>> BEGIN

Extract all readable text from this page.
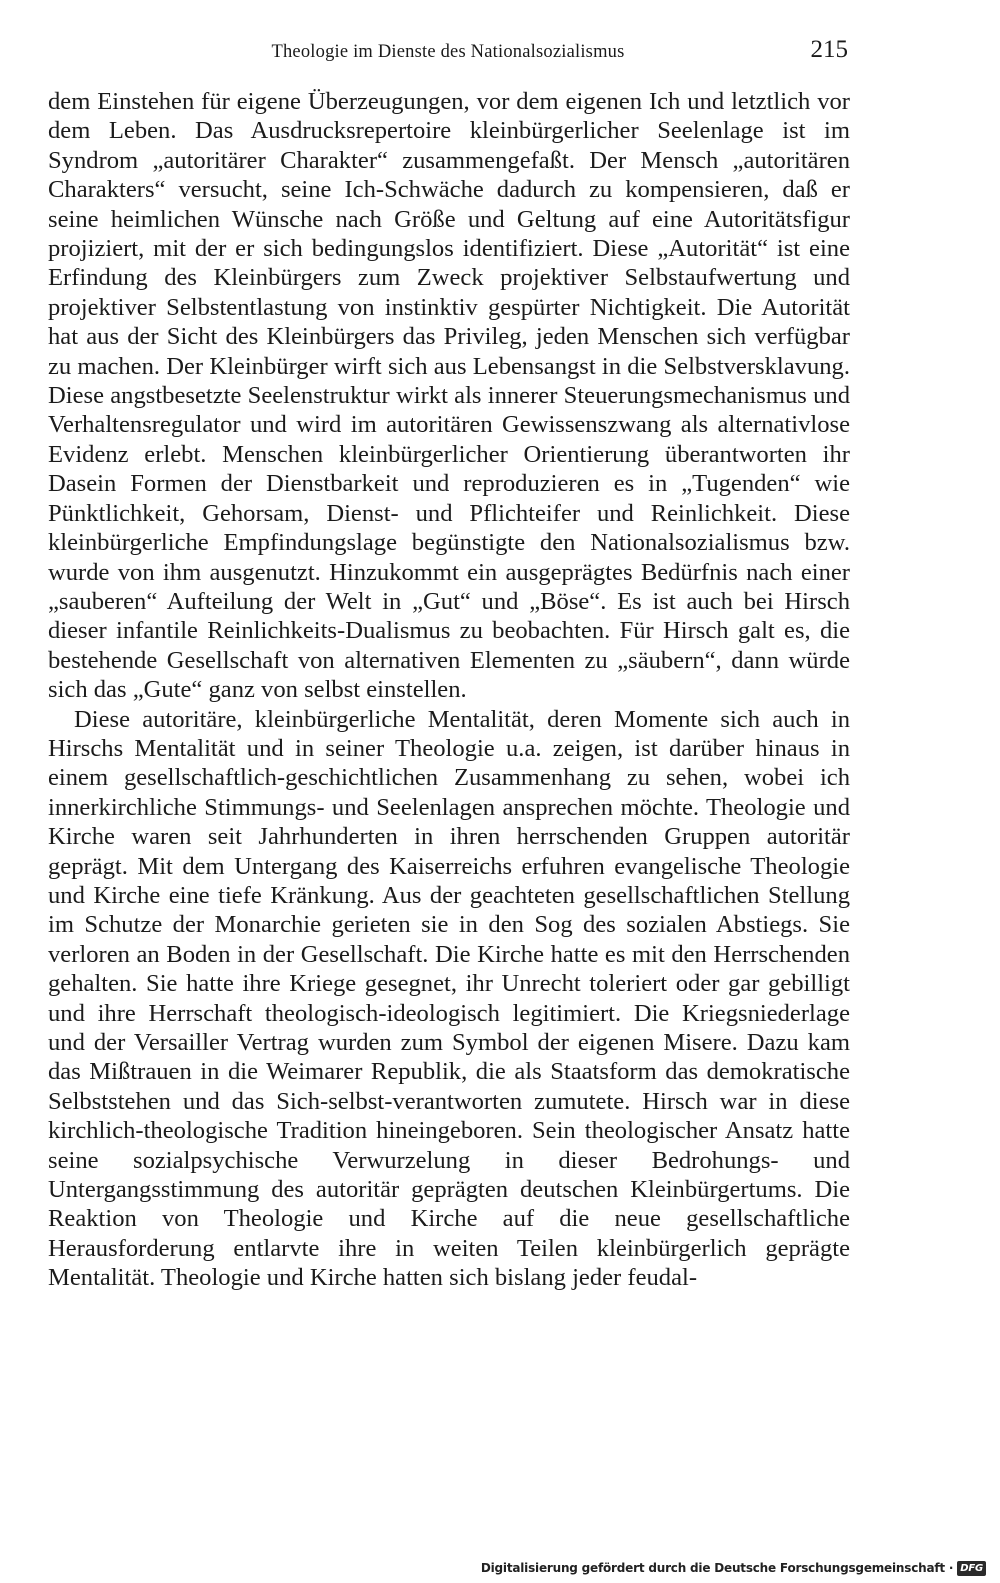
Theologie im Dienste des Nationalsozialismus	215

dem Einstehen für eigene Überzeugungen, vor dem eigenen Ich und letztlich vor dem Leben. Das Ausdrucksrepertoire kleinbürgerlicher Seelenlage ist im Syndrom „autoritärer Charakter“ zusammengefaßt. Der Mensch „autoritären Charakters“ versucht, seine Ich-Schwäche dadurch zu kompensieren, daß er seine heimlichen Wünsche nach Größe und Geltung auf eine Autoritätsfigur projiziert, mit der er sich bedingungslos identifiziert. Diese „Autorität“ ist eine Erfindung des Kleinbürgers zum Zweck projektiver Selbstaufwertung und projektiver Selbstentlastung von instinktiv gespürter Nichtigkeit. Die Autorität hat aus der Sicht des Kleinbürgers das Privileg, jeden Menschen sich verfügbar zu machen. Der Kleinbürger wirft sich aus Lebensangst in die Selbstversklavung. Diese angstbesetzte Seelenstruktur wirkt als innerer Steuerungsmechanismus und Verhaltensregulator und wird im autoritären Gewissenszwang als alternativlose Evidenz erlebt. Menschen kleinbürgerlicher Orientierung überantworten ihr Dasein Formen der Dienstbarkeit und reproduzieren es in „Tugenden“ wie Pünktlichkeit, Gehorsam, Dienst- und Pflichteifer und Reinlichkeit. Diese kleinbürgerliche Empfindungslage begünstigte den Nationalsozialismus bzw. wurde von ihm ausgenutzt. Hinzukommt ein ausgeprägtes Bedürfnis nach einer „sauberen“ Aufteilung der Welt in „Gut“ und „Böse“. Es ist auch bei Hirsch dieser infantile Reinlichkeits-Dualismus zu beobachten. Für Hirsch galt es, die bestehende Gesellschaft von alternativen Elementen zu „säubern“, dann würde sich das „Gute“ ganz von selbst einstellen.

Diese autoritäre, kleinbürgerliche Mentalität, deren Momente sich auch in Hirschs Mentalität und in seiner Theologie u.a. zeigen, ist darüber hinaus in einem gesellschaftlich-geschichtlichen Zusammenhang zu sehen, wobei ich innerkirchliche Stimmungs- und Seelenlagen ansprechen möchte. Theologie und Kirche waren seit Jahrhunderten in ihren herrschenden Gruppen autoritär geprägt. Mit dem Untergang des Kaiserreichs erfuhren evangelische Theologie und Kirche eine tiefe Kränkung. Aus der geachteten gesellschaftlichen Stellung im Schutze der Monarchie gerieten sie in den Sog des sozialen Abstiegs. Sie verloren an Boden in der Gesellschaft. Die Kirche hatte es mit den Herrschenden gehalten. Sie hatte ihre Kriege gesegnet, ihr Unrecht toleriert oder gar gebilligt und ihre Herrschaft theologisch-ideologisch legitimiert. Die Kriegsniederlage und der Versailler Vertrag wurden zum Symbol der eigenen Misere. Dazu kam das Mißtrauen in die Weimarer Republik, die als Staatsform das demokratische Selbststehen und das Sich-selbst-verantworten zumutete. Hirsch war in diese kirchlich-theologische Tradition hineingeboren. Sein theologischer Ansatz hatte seine sozialpsychische Verwurzelung in dieser Bedrohungs- und Untergangsstimmung des autoritär geprägten deutschen Kleinbürgertums. Die Reaktion von Theologie und Kirche auf die neue gesellschaftliche Herausforderung entlarvte ihre in weiten Teilen kleinbürgerlich geprägte Mentalität. Theologie und Kirche hatten sich bislang jeder feudal-

Digitalisierung gefördert durch die Deutsche Forschungsgemeinschaft · DFG
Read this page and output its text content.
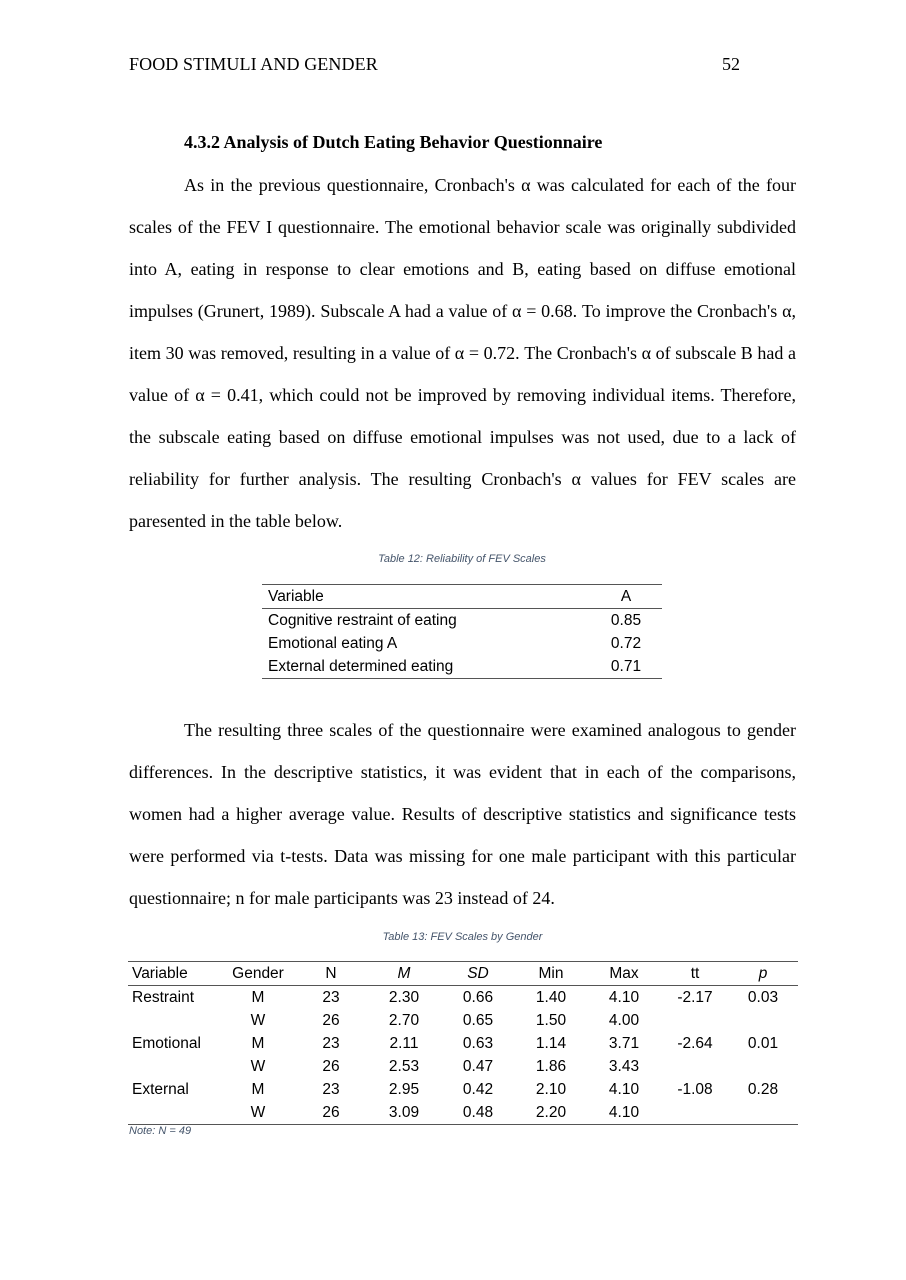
FOOD STIMULI AND GENDER	52
4.3.2 Analysis of Dutch Eating Behavior Questionnaire

As in the previous questionnaire, Cronbach's α was calculated for each of the four scales of the FEV I questionnaire. The emotional behavior scale was originally subdivided into A, eating in response to clear emotions and B, eating based on diffuse emotional impulses (Grunert, 1989). Subscale A had a value of α = 0.68. To improve the Cronbach's α, item 30 was removed, resulting in a value of α = 0.72. The Cronbach's α of subscale B had a value of α = 0.41, which could not be improved by removing individual items. Therefore, the subscale eating based on diffuse emotional impulses was not used, due to a lack of reliability for further analysis. The resulting Cronbach's α values for FEV scales are paresented in the table below.

Table 12: Reliability of FEV Scales
Variable	A
Cognitive restraint of eating	0.85
Emotional eating A	0.72
External determined eating	0.71

The resulting three scales of the questionnaire were examined analogous to gender differences. In the descriptive statistics, it was evident that in each of the comparisons, women had a higher average value. Results of descriptive statistics and significance tests were performed via t-tests. Data was missing for one male participant with this particular questionnaire; n for male participants was 23 instead of 24.

Table 13: FEV Scales by Gender
Variable	Gender	N	M	SD	Min	Max	tt	p
Restraint	M	23	2.30	0.66	1.40	4.10	-2.17	0.03
	W	26	2.70	0.65	1.50	4.00		
Emotional	M	23	2.11	0.63	1.14	3.71	-2.64	0.01
	W	26	2.53	0.47	1.86	3.43		
External	M	23	2.95	0.42	2.10	4.10	-1.08	0.28
	W	26	3.09	0.48	2.20	4.10		
Note: N = 49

>> END

Your goal: Exclude the pictures, and transcribe all of the material exactly.

Task output:
Extract all readable text from this page.
Theologie im Dienste des Nationalsozialismus	215

dem Einstehen für eigene Überzeugungen, vor dem eigenen Ich und letztlich vor dem Leben. Das Ausdrucksrepertoire kleinbürgerlicher Seelenlage ist im Syndrom „autoritärer Charakter“ zusammengefaßt. Der Mensch „autoritären Charakters“ versucht, seine Ich-Schwäche dadurch zu kompensieren, daß er seine heimlichen Wünsche nach Größe und Geltung auf eine Autoritätsfigur projiziert, mit der er sich bedingungslos identifiziert. Diese „Autorität“ ist eine Erfindung des Kleinbürgers zum Zweck projektiver Selbstaufwertung und projektiver Selbstentlastung von instinktiv gespürter Nichtigkeit. Die Autorität hat aus der Sicht des Kleinbürgers das Privileg, jeden Menschen sich verfügbar zu machen. Der Kleinbürger wirft sich aus Lebensangst in die Selbstversklavung. Diese angstbesetzte Seelenstruktur wirkt als innerer Steuerungsmechanismus und Verhaltensregulator und wird im autoritären Gewissenszwang als alternativlose Evidenz erlebt. Menschen kleinbürgerlicher Orientierung überantworten ihr Dasein Formen der Dienstbarkeit und reproduzieren es in „Tugenden“ wie Pünktlichkeit, Gehorsam, Dienst- und Pflichteifer und Reinlichkeit. Diese kleinbürgerliche Empfindungslage begünstigte den Nationalsozialismus bzw. wurde von ihm ausgenutzt. Hinzukommt ein ausgeprägtes Bedürfnis nach einer „sauberen“ Aufteilung der Welt in „Gut“ und „Böse“. Es ist auch bei Hirsch dieser infantile Reinlichkeits-Dualismus zu beobachten. Für Hirsch galt es, die bestehende Gesellschaft von alternativen Elementen zu „säubern“, dann würde sich das „Gute“ ganz von selbst einstellen.

Diese autoritäre, kleinbürgerliche Mentalität, deren Momente sich auch in Hirschs Mentalität und in seiner Theologie u.a. zeigen, ist darüber hinaus in einem gesellschaftlich-geschichtlichen Zusammenhang zu sehen, wobei ich innerkirchliche Stimmungs- und Seelenlagen ansprechen möchte. Theologie und Kirche waren seit Jahrhunderten in ihren herrschenden Gruppen autoritär geprägt. Mit dem Untergang des Kaiserreichs erfuhren evangelische Theologie und Kirche eine tiefe Kränkung. Aus der geachteten gesellschaftlichen Stellung im Schutze der Monarchie gerieten sie in den Sog des sozialen Abstiegs. Sie verloren an Boden in der Gesellschaft. Die Kirche hatte es mit den Herrschenden gehalten. Sie hatte ihre Kriege gesegnet, ihr Unrecht toleriert oder gar gebilligt und ihre Herrschaft theologisch-ideologisch legitimiert. Die Kriegsniederlage und der Versailler Vertrag wurden zum Symbol der eigenen Misere. Dazu kam das Mißtrauen in die Weimarer Republik, die als Staatsform das demokratische Selbststehen und das Sich-selbst-verantworten zumutete. Hirsch war in diese kirchlich-theologische Tradition hineingeboren. Sein theologischer Ansatz hatte seine sozialpsychische Verwurzelung in dieser Bedrohungs- und Untergangsstimmung des autoritär geprägten deutschen Kleinbürgertums. Die Reaktion von Theologie und Kirche auf die neue gesellschaftliche Herausforderung entlarvte ihre in weiten Teilen kleinbürgerlich geprägte Mentalität. Theologie und Kirche hatten sich bislang jeder feudal-

Digitalisierung gefördert durch die Deutsche Forschungsgemeinschaft · DFG
Read this page and output its text content.
FOOD STIMULI AND GENDER	52
4.3.2 Analysis of Dutch Eating Behavior Questionnaire

As in the previous questionnaire, Cronbach's α was calculated for each of the four scales of the FEV I questionnaire. The emotional behavior scale was originally subdivided into A, eating in response to clear emotions and B, eating based on diffuse emotional impulses (Grunert, 1989). Subscale A had a value of α = 0.68. To improve the Cronbach's α, item 30 was removed, resulting in a value of α = 0.72. The Cronbach's α of subscale B had a value of α = 0.41, which could not be improved by removing individual items. Therefore, the subscale eating based on diffuse emotional impulses was not used, due to a lack of reliability for further analysis. The resulting Cronbach's α values for FEV scales are paresented in the table below.

Table 12: Reliability of FEV Scales
Variable	A
Cognitive restraint of eating	0.85
Emotional eating A	0.72
External determined eating	0.71

The resulting three scales of the questionnaire were examined analogous to gender differences. In the descriptive statistics, it was evident that in each of the comparisons, women had a higher average value. Results of descriptive statistics and significance tests were performed via t-tests. Data was missing for one male participant with this particular questionnaire; n for male participants was 23 instead of 24.

Table 13: FEV Scales by Gender
Variable	Gender	N	M	SD	Min	Max	tt	p
Restraint	M	23	2.30	0.66	1.40	4.10	-2.17	0.03
	W	26	2.70	0.65	1.50	4.00		
Emotional	M	23	2.11	0.63	1.14	3.71	-2.64	0.01
	W	26	2.53	0.47	1.86	3.43		
External	M	23	2.95	0.42	2.10	4.10	-1.08	0.28
	W	26	3.09	0.48	2.20	4.10		
Note: N = 49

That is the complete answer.